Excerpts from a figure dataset
═══
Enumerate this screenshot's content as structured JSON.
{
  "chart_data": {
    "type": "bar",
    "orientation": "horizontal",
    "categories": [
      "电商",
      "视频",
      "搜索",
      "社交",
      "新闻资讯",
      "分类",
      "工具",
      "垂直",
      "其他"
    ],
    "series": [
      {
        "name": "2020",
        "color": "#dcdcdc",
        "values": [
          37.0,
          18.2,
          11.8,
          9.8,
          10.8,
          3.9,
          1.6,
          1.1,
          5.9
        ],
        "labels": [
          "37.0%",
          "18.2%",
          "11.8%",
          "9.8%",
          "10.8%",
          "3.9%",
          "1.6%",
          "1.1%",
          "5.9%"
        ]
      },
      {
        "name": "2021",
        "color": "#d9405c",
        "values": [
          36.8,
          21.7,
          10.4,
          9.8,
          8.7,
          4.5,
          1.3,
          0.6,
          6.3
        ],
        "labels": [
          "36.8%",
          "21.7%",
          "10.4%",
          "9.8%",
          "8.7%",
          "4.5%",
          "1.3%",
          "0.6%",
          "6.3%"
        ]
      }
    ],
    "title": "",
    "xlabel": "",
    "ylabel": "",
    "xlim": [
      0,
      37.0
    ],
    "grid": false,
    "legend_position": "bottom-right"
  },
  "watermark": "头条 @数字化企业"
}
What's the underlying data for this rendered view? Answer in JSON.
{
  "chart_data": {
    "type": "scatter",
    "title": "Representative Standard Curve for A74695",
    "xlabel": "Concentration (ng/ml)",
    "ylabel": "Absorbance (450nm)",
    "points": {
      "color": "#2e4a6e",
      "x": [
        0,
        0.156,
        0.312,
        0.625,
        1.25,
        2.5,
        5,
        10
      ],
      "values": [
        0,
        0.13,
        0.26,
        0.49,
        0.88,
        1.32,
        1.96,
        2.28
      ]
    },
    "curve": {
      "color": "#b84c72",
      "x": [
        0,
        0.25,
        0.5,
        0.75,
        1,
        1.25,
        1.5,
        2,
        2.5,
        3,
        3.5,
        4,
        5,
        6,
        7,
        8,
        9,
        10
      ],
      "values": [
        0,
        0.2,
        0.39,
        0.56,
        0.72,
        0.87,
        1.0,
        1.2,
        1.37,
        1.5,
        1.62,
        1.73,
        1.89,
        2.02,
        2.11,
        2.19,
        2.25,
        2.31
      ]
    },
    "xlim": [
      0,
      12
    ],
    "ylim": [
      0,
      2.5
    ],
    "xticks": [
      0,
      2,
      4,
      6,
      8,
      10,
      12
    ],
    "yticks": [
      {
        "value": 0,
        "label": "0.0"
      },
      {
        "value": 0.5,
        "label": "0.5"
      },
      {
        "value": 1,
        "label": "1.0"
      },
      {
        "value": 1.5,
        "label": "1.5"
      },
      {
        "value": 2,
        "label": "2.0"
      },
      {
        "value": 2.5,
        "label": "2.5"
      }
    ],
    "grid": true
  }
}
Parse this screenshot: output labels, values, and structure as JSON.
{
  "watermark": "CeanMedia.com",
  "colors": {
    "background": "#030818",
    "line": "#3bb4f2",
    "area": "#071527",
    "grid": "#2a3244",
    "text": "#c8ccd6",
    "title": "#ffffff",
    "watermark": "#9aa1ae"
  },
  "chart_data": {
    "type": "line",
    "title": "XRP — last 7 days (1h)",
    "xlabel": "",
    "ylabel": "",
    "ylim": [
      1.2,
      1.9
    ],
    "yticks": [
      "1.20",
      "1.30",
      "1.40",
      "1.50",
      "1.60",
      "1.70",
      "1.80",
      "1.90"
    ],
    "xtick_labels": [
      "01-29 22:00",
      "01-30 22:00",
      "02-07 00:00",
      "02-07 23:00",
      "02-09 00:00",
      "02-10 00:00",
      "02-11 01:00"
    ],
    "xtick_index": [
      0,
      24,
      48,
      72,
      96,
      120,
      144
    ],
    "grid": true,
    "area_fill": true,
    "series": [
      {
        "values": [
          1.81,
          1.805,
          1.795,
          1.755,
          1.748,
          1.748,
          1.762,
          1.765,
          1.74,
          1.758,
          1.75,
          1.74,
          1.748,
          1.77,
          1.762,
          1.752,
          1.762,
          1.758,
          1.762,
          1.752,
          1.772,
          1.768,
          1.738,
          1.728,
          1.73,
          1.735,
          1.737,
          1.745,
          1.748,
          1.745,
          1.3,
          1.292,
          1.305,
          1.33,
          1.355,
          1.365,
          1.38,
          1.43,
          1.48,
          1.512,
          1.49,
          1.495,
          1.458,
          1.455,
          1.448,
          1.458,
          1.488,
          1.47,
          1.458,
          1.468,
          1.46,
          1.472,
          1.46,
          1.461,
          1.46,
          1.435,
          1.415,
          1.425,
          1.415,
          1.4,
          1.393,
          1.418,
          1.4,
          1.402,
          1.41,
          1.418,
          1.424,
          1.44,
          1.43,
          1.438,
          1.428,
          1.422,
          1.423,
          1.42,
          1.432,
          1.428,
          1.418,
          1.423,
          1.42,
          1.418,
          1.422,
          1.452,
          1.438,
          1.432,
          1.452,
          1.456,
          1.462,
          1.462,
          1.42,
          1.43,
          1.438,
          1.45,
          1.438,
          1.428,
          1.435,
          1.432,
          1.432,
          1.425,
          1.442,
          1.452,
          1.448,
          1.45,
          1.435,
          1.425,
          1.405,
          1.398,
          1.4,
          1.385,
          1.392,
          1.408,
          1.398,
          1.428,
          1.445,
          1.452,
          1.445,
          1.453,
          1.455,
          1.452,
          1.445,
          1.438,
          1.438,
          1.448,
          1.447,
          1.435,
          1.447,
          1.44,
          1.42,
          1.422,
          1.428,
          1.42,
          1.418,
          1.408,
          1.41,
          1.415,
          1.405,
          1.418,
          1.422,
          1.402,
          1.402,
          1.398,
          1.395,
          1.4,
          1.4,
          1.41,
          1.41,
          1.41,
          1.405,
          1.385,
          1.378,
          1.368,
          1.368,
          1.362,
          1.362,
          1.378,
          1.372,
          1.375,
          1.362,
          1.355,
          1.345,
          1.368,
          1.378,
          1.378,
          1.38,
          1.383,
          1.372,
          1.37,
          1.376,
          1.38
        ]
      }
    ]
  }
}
═══
Write the listing out again, exactly as shown above.

• **Task result**
Enumerate this screenshot's content as structured JSON.
{
  "chart_data": {
    "type": "bar",
    "orientation": "horizontal",
    "categories": [
      "电商",
      "视频",
      "搜索",
      "社交",
      "新闻资讯",
      "分类",
      "工具",
      "垂直",
      "其他"
    ],
    "series": [
      {
        "name": "2020",
        "color": "#dcdcdc",
        "values": [
          37.0,
          18.2,
          11.8,
          9.8,
          10.8,
          3.9,
          1.6,
          1.1,
          5.9
        ],
        "labels": [
          "37.0%",
          "18.2%",
          "11.8%",
          "9.8%",
          "10.8%",
          "3.9%",
          "1.6%",
          "1.1%",
          "5.9%"
        ]
      },
      {
        "name": "2021",
        "color": "#d9405c",
        "values": [
          36.8,
          21.7,
          10.4,
          9.8,
          8.7,
          4.5,
          1.3,
          0.6,
          6.3
        ],
        "labels": [
          "36.8%",
          "21.7%",
          "10.4%",
          "9.8%",
          "8.7%",
          "4.5%",
          "1.3%",
          "0.6%",
          "6.3%"
        ]
      }
    ],
    "title": "",
    "xlabel": "",
    "ylabel": "",
    "xlim": [
      0,
      37.0
    ],
    "grid": false,
    "legend_position": "bottom-right"
  },
  "watermark": "头条 @数字化企业"
}
What's the underlying data for this rendered view? Answer in JSON.
{
  "chart_data": {
    "type": "scatter",
    "title": "Representative Standard Curve for A74695",
    "xlabel": "Concentration (ng/ml)",
    "ylabel": "Absorbance (450nm)",
    "points": {
      "color": "#2e4a6e",
      "x": [
        0,
        0.156,
        0.312,
        0.625,
        1.25,
        2.5,
        5,
        10
      ],
      "values": [
        0,
        0.13,
        0.26,
        0.49,
        0.88,
        1.32,
        1.96,
        2.28
      ]
    },
    "curve": {
      "color": "#b84c72",
      "x": [
        0,
        0.25,
        0.5,
        0.75,
        1,
        1.25,
        1.5,
        2,
        2.5,
        3,
        3.5,
        4,
        5,
        6,
        7,
        8,
        9,
        10
      ],
      "values": [
        0,
        0.2,
        0.39,
        0.56,
        0.72,
        0.87,
        1.0,
        1.2,
        1.37,
        1.5,
        1.62,
        1.73,
        1.89,
        2.02,
        2.11,
        2.19,
        2.25,
        2.31
      ]
    },
    "xlim": [
      0,
      12
    ],
    "ylim": [
      0,
      2.5
    ],
    "xticks": [
      0,
      2,
      4,
      6,
      8,
      10,
      12
    ],
    "yticks": [
      {
        "value": 0,
        "label": "0.0"
      },
      {
        "value": 0.5,
        "label": "0.5"
      },
      {
        "value": 1,
        "label": "1.0"
      },
      {
        "value": 1.5,
        "label": "1.5"
      },
      {
        "value": 2,
        "label": "2.0"
      },
      {
        "value": 2.5,
        "label": "2.5"
      }
    ],
    "grid": true
  }
}
Parse this screenshot: output labels, values, and structure as JSON.
{
  "watermark": "CeanMedia.com",
  "colors": {
    "background": "#030818",
    "line": "#3bb4f2",
    "area": "#071527",
    "grid": "#2a3244",
    "text": "#c8ccd6",
    "title": "#ffffff",
    "watermark": "#9aa1ae"
  },
  "chart_data": {
    "type": "line",
    "title": "XRP — last 7 days (1h)",
    "xlabel": "",
    "ylabel": "",
    "ylim": [
      1.2,
      1.9
    ],
    "yticks": [
      "1.20",
      "1.30",
      "1.40",
      "1.50",
      "1.60",
      "1.70",
      "1.80",
      "1.90"
    ],
    "xtick_labels": [
      "01-29 22:00",
      "01-30 22:00",
      "02-07 00:00",
      "02-07 23:00",
      "02-09 00:00",
      "02-10 00:00",
      "02-11 01:00"
    ],
    "xtick_index": [
      0,
      24,
      48,
      72,
      96,
      120,
      144
    ],
    "grid": true,
    "area_fill": true,
    "series": [
      {
        "values": [
          1.81,
          1.805,
          1.795,
          1.755,
          1.748,
          1.748,
          1.762,
          1.765,
          1.74,
          1.758,
          1.75,
          1.74,
          1.748,
          1.77,
          1.762,
          1.752,
          1.762,
          1.758,
          1.762,
          1.752,
          1.772,
          1.768,
          1.738,
          1.728,
          1.73,
          1.735,
          1.737,
          1.745,
          1.748,
          1.745,
          1.3,
          1.292,
          1.305,
          1.33,
          1.355,
          1.365,
          1.38,
          1.43,
          1.48,
          1.512,
          1.49,
          1.495,
          1.458,
          1.455,
          1.448,
          1.458,
          1.488,
          1.47,
          1.458,
          1.468,
          1.46,
          1.472,
          1.46,
          1.461,
          1.46,
          1.435,
          1.415,
          1.425,
          1.415,
          1.4,
          1.393,
          1.418,
          1.4,
          1.402,
          1.41,
          1.418,
          1.424,
          1.44,
          1.43,
          1.438,
          1.428,
          1.422,
          1.423,
          1.42,
          1.432,
          1.428,
          1.418,
          1.423,
          1.42,
          1.418,
          1.422,
          1.452,
          1.438,
          1.432,
          1.452,
          1.456,
          1.462,
          1.462,
          1.42,
          1.43,
          1.438,
          1.45,
          1.438,
          1.428,
          1.435,
          1.432,
          1.432,
          1.425,
          1.442,
          1.452,
          1.448,
          1.45,
          1.435,
          1.425,
          1.405,
          1.398,
          1.4,
          1.385,
          1.392,
          1.408,
          1.398,
          1.428,
          1.445,
          1.452,
          1.445,
          1.453,
          1.455,
          1.452,
          1.445,
          1.438,
          1.438,
          1.448,
          1.447,
          1.435,
          1.447,
          1.44,
          1.42,
          1.422,
          1.428,
          1.42,
          1.418,
          1.408,
          1.41,
          1.415,
          1.405,
          1.418,
          1.422,
          1.402,
          1.402,
          1.398,
          1.395,
          1.4,
          1.4,
          1.41,
          1.41,
          1.41,
          1.405,
          1.385,
          1.378,
          1.368,
          1.368,
          1.362,
          1.362,
          1.378,
          1.372,
          1.375,
          1.362,
          1.355,
          1.345,
          1.368,
          1.378,
          1.378,
          1.38,
          1.383,
          1.372,
          1.37,
          1.376,
          1.38
        ]
      }
    ]
  }
}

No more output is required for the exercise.